**DIRECTIVE**
Look for the string "Tipo" in the lines and copy each line that has it.

**DATASET RECORDS**
---
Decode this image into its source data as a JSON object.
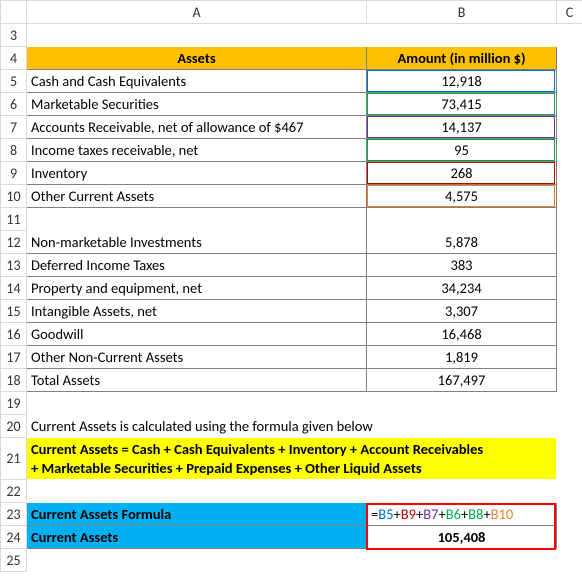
{
  "columns": {
    "A": "A",
    "B": "B",
    "C": "C"
  },
  "rows": {
    "r3": "3",
    "r4": "4",
    "r5": "5",
    "r6": "6",
    "r7": "7",
    "r8": "8",
    "r9": "9",
    "r10": "10",
    "r11": "11",
    "r12": "12",
    "r13": "13",
    "r14": "14",
    "r15": "15",
    "r16": "16",
    "r17": "17",
    "r18": "18",
    "r19": "19",
    "r20": "20",
    "r21": "21",
    "r22": "22",
    "r23": "23",
    "r24": "24",
    "r25": "25"
  },
  "headers": {
    "assets": "Assets",
    "amount": "Amount (in million $)"
  },
  "data": {
    "r5": {
      "label": "Cash and Cash Equivalents",
      "value": "12,918"
    },
    "r6": {
      "label": "Marketable Securities",
      "value": "73,415"
    },
    "r7": {
      "label": "Accounts Receivable, net of allowance of $467",
      "value": "14,137"
    },
    "r8": {
      "label": "Income taxes receivable, net",
      "value": "95"
    },
    "r9": {
      "label": "Inventory",
      "value": "268"
    },
    "r10": {
      "label": "Other Current Assets",
      "value": "4,575"
    },
    "r12": {
      "label": "Non-marketable Investments",
      "value": "5,878"
    },
    "r13": {
      "label": "Deferred Income Taxes",
      "value": "383"
    },
    "r14": {
      "label": "Property and equipment, net",
      "value": "34,234"
    },
    "r15": {
      "label": "Intangible Assets, net",
      "value": "3,307"
    },
    "r16": {
      "label": "Goodwill",
      "value": "16,468"
    },
    "r17": {
      "label": "Other Non-Current Assets",
      "value": "1,819"
    },
    "r18": {
      "label": "Total Assets",
      "value": "167,497"
    }
  },
  "note": "Current Assets is calculated using the formula given below",
  "desc1": "Current Assets = Cash + Cash Equivalents + Inventory + Account Receivables",
  "desc2": "+ Marketable Securities + Prepaid Expenses + Other Liquid Assets",
  "result": {
    "formula_label": "Current Assets Formula",
    "total_label": "Current Assets",
    "total_value": "105,408"
  },
  "formula": {
    "eq": "=",
    "b5": "B5",
    "b9": "B9",
    "b7": "B7",
    "b6": "B6",
    "b8": "B8",
    "b10": "B10",
    "plus": "+"
  },
  "chart_data": {
    "type": "table",
    "title": "Assets — Amount (in million $)",
    "rows": [
      {
        "label": "Cash and Cash Equivalents",
        "value": 12918
      },
      {
        "label": "Marketable Securities",
        "value": 73415
      },
      {
        "label": "Accounts Receivable, net of allowance of $467",
        "value": 14137
      },
      {
        "label": "Income taxes receivable, net",
        "value": 95
      },
      {
        "label": "Inventory",
        "value": 268
      },
      {
        "label": "Other Current Assets",
        "value": 4575
      },
      {
        "label": "Non-marketable Investments",
        "value": 5878
      },
      {
        "label": "Deferred Income Taxes",
        "value": 383
      },
      {
        "label": "Property and equipment, net",
        "value": 34234
      },
      {
        "label": "Intangible Assets, net",
        "value": 3307
      },
      {
        "label": "Goodwill",
        "value": 16468
      },
      {
        "label": "Other Non-Current Assets",
        "value": 1819
      },
      {
        "label": "Total Assets",
        "value": 167497
      }
    ],
    "computed": {
      "Current Assets": 105408,
      "formula": "=B5+B9+B7+B6+B8+B10"
    }
  }
}
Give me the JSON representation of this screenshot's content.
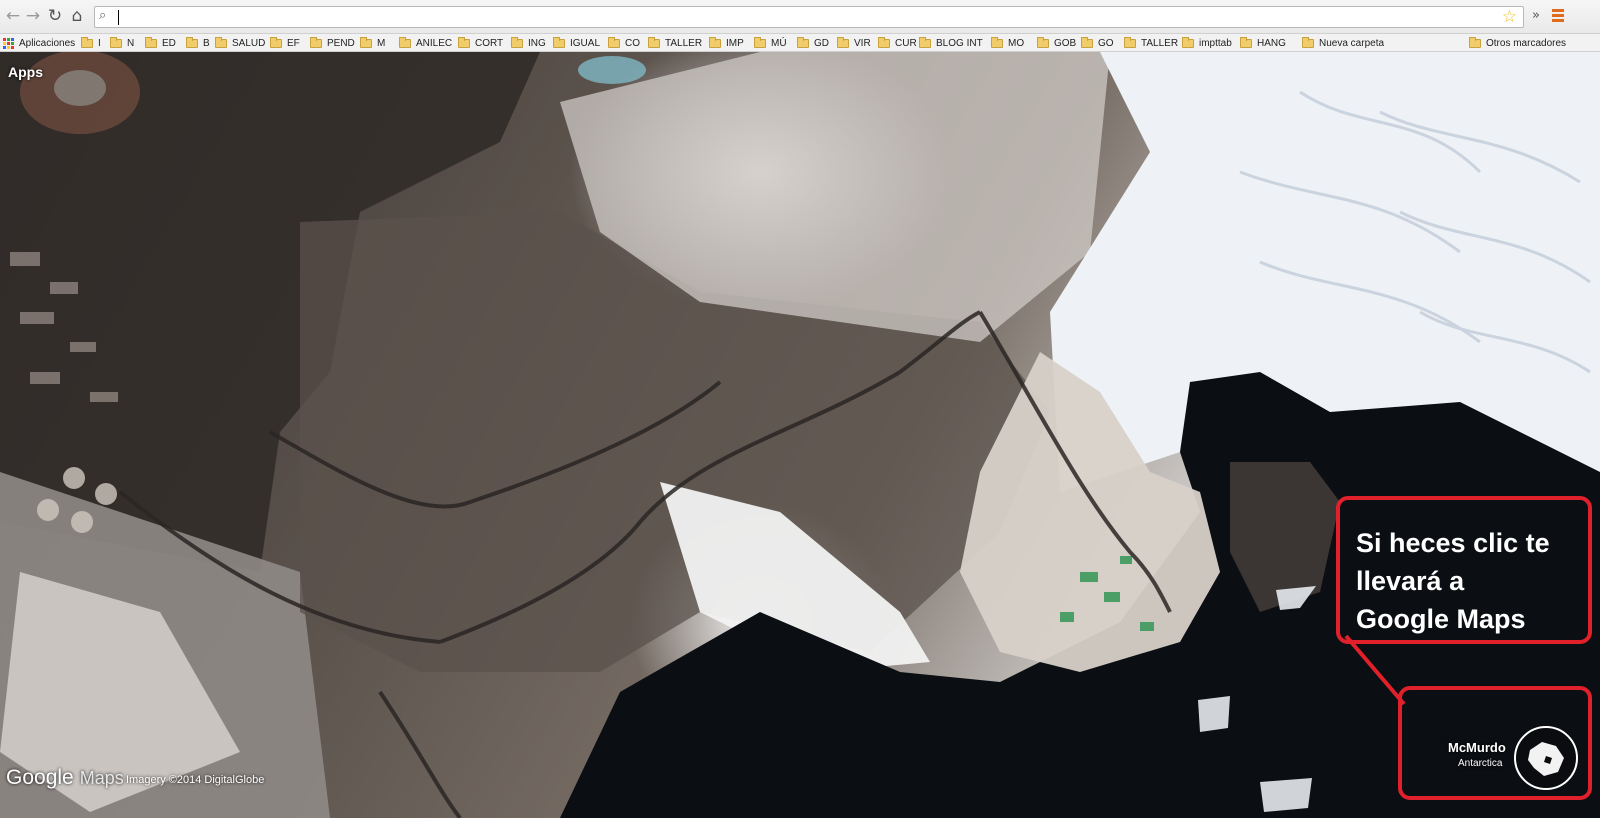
{
  "toolbar": {
    "back_icon": "back-arrow-icon",
    "forward_icon": "forward-arrow-icon",
    "reload_icon": "reload-icon",
    "home_icon": "home-icon",
    "omnibox_value": "",
    "bookmark_star_icon": "star-icon",
    "overflow_icon": "chevron-right-icon",
    "menu_icon": "menu-icon"
  },
  "bookmarks": {
    "apps_label": "Aplicaciones",
    "items": [
      "I",
      "N",
      "ED",
      "B",
      "SALUD",
      "EF",
      "PEND",
      "M",
      "ANILEC",
      "CORT",
      "ING",
      "IGUAL",
      "CO",
      "TALLER",
      "IMP",
      "MÚ",
      "GD",
      "VIR",
      "CUR",
      "BLOG INT",
      "MO",
      "GOB",
      "GO",
      "TALLER",
      "impttab",
      "HANG",
      "Nueva carpeta"
    ],
    "other_label": "Otros marcadores"
  },
  "map": {
    "apps_link": "Apps",
    "logo_google": "Google",
    "logo_maps": "Maps",
    "imagery_credit": "Imagery ©2014 DigitalGlobe",
    "location_name": "McMurdo",
    "location_region": "Antarctica",
    "callout_text": "Si heces clic te\nllevará a\nGoogle Maps",
    "callout_color": "#e0202a"
  }
}
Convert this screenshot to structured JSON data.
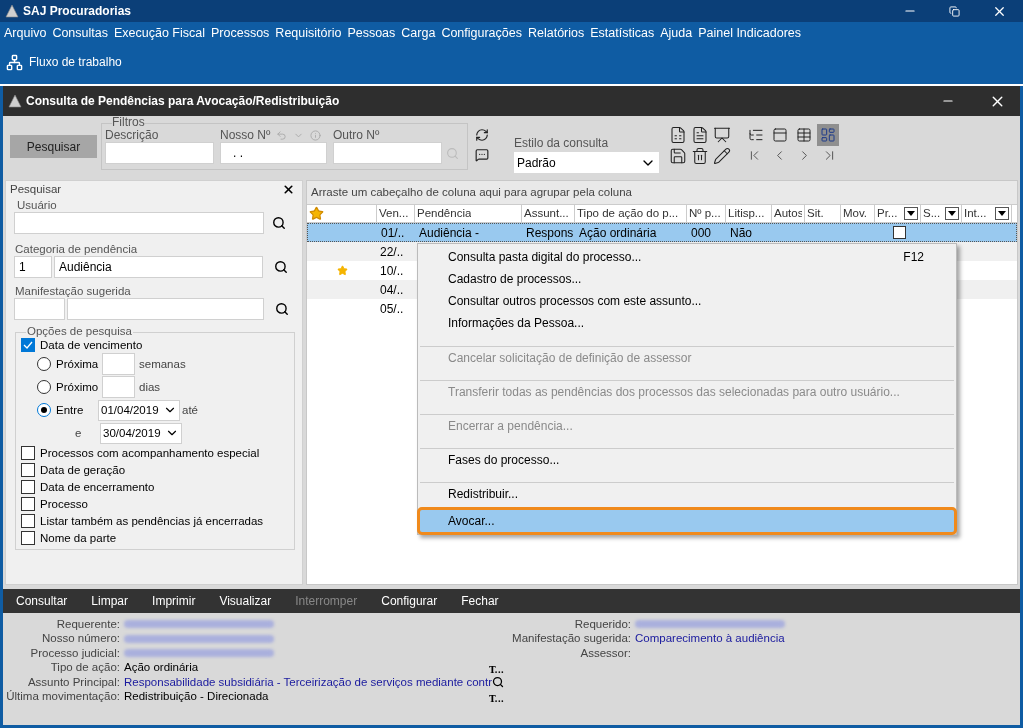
{
  "app": {
    "title": "SAJ Procuradorias"
  },
  "menu_bar": [
    "Arquivo",
    "Consultas",
    "Execução Fiscal",
    "Processos",
    "Requisitório",
    "Pessoas",
    "Carga",
    "Configurações",
    "Relatórios",
    "Estatísticas",
    "Ajuda",
    "Painel Indicadores"
  ],
  "toolbar": [
    {
      "label": "Fluxo de trabalho"
    }
  ],
  "window": {
    "title": "Consulta de Pendências para Avocação/Redistribuição"
  },
  "search_button": "Pesquisar",
  "filters": {
    "legend": "Filtros",
    "description": {
      "label": "Descrição"
    },
    "our_number": {
      "label": "Nosso Nº",
      "value": ". ."
    },
    "other_number": {
      "label": "Outro Nº"
    }
  },
  "query_style": {
    "label": "Estilo da consulta",
    "value": "Padrão"
  },
  "view_buttons": [
    {
      "selected": false
    },
    {
      "selected": false
    },
    {
      "selected": false
    },
    {
      "selected": true
    }
  ],
  "side_panel": {
    "title": "Pesquisar",
    "user": {
      "label": "Usuário"
    },
    "category": {
      "label": "Categoria de pendência",
      "code": "1",
      "name": "Audiência"
    },
    "suggested": {
      "label": "Manifestação sugerida"
    },
    "options": {
      "legend": "Opções de pesquisa",
      "due_date": {
        "label": "Data de vencimento",
        "checked": true
      },
      "radios": [
        {
          "kind": "count",
          "label": "Próxima",
          "unit": "semanas",
          "selected": false
        },
        {
          "kind": "count",
          "label": "Próximo",
          "unit": "dias",
          "selected": false
        },
        {
          "kind": "range",
          "label": "Entre",
          "from": "01/04/2019",
          "to_label": "até",
          "and_label": "e",
          "to": "30/04/2019",
          "selected": true
        }
      ],
      "checks": [
        {
          "label": "Processos com acompanhamento especial",
          "checked": false
        },
        {
          "label": "Data de geração",
          "checked": false
        },
        {
          "label": "Data de encerramento",
          "checked": false
        },
        {
          "label": "Processo",
          "checked": false
        },
        {
          "label": "Listar também as pendências já encerradas",
          "checked": false
        },
        {
          "label": "Nome da parte",
          "checked": false
        }
      ]
    }
  },
  "grid": {
    "group_hint": "Arraste um cabeçalho de coluna aqui para agrupar pela coluna",
    "columns": [
      {
        "label": "Ven...",
        "filter": false
      },
      {
        "label": "Pendência",
        "filter": false
      },
      {
        "label": "Assunt...",
        "filter": false
      },
      {
        "label": "Tipo de ação do p...",
        "filter": false
      },
      {
        "label": "Nº p...",
        "filter": false
      },
      {
        "label": "Litisp...",
        "filter": false
      },
      {
        "label": "Autos",
        "filter": false
      },
      {
        "label": "Sit.",
        "filter": false
      },
      {
        "label": "Mov.",
        "filter": false
      },
      {
        "label": "Pr...",
        "filter": true
      },
      {
        "label": "S...",
        "filter": true
      },
      {
        "label": "Int...",
        "filter": true
      }
    ],
    "rows": [
      {
        "selected": true,
        "starred": false,
        "cells": [
          "01/..",
          "Audiência -",
          "Respons",
          "Ação ordinária",
          "000",
          "Não"
        ],
        "flag_checked": false
      },
      {
        "selected": false,
        "starred": false,
        "cells": [
          "22/.."
        ]
      },
      {
        "selected": false,
        "starred": true,
        "cells": [
          "10/.."
        ]
      },
      {
        "selected": false,
        "starred": false,
        "cells": [
          "04/.."
        ]
      },
      {
        "selected": false,
        "starred": false,
        "cells": [
          "05/.."
        ]
      }
    ]
  },
  "context_menu": [
    {
      "label": "Consulta pasta digital do processo...",
      "shortcut": "F12",
      "disabled": false,
      "selected": false,
      "separator_before": false
    },
    {
      "label": "Cadastro de processos...",
      "disabled": false,
      "selected": false,
      "separator_before": false
    },
    {
      "label": "Consultar outros processos com este assunto...",
      "disabled": false,
      "selected": false,
      "separator_before": false
    },
    {
      "label": "Informações da Pessoa...",
      "disabled": false,
      "selected": false,
      "separator_before": false
    },
    {
      "label": "Cancelar solicitação de definição de assessor",
      "disabled": true,
      "selected": false,
      "separator_before": true
    },
    {
      "label": "Transferir todas as pendências dos processos das selecionadas para outro usuário...",
      "disabled": true,
      "selected": false,
      "separator_before": true
    },
    {
      "label": "Encerrar a pendência...",
      "disabled": true,
      "selected": false,
      "separator_before": true
    },
    {
      "label": "Fases do processo...",
      "disabled": false,
      "selected": false,
      "separator_before": true
    },
    {
      "label": "Redistribuir...",
      "disabled": false,
      "selected": false,
      "separator_before": true
    },
    {
      "label": "Avocar...",
      "disabled": false,
      "selected": true,
      "separator_before": false
    }
  ],
  "actions": [
    {
      "label": "Consultar",
      "disabled": false
    },
    {
      "label": "Limpar",
      "disabled": false
    },
    {
      "label": "Imprimir",
      "disabled": false
    },
    {
      "label": "Visualizar",
      "disabled": false
    },
    {
      "label": "Interromper",
      "disabled": true
    },
    {
      "label": "Configurar",
      "disabled": false
    },
    {
      "label": "Fechar",
      "disabled": false
    }
  ],
  "details": {
    "left": [
      {
        "label": "Requerente:",
        "kind": "redacted"
      },
      {
        "label": "Nosso número:",
        "kind": "redacted"
      },
      {
        "label": "Processo judicial:",
        "kind": "redacted"
      },
      {
        "label": "Tipo de ação:",
        "kind": "text",
        "value": "Ação ordinária",
        "suffix": "T..."
      },
      {
        "label": "Assunto Principal:",
        "kind": "link",
        "value": "Responsabilidade subsidiária - Terceirização de serviços mediante contr",
        "lookup": true
      },
      {
        "label": "Última movimentação:",
        "kind": "text",
        "value": "Redistribuição - Direcionada",
        "suffix": "T..."
      }
    ],
    "right": [
      {
        "label": "Requerido:",
        "kind": "redacted"
      },
      {
        "label": "Manifestação sugerida:",
        "kind": "link",
        "value": "Comparecimento à audiência"
      },
      {
        "label": "Assessor:",
        "kind": "empty"
      }
    ]
  }
}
---
**RESULT**
        "label": "Tipo de ação do p...",
        "label": "Tipo de ação:",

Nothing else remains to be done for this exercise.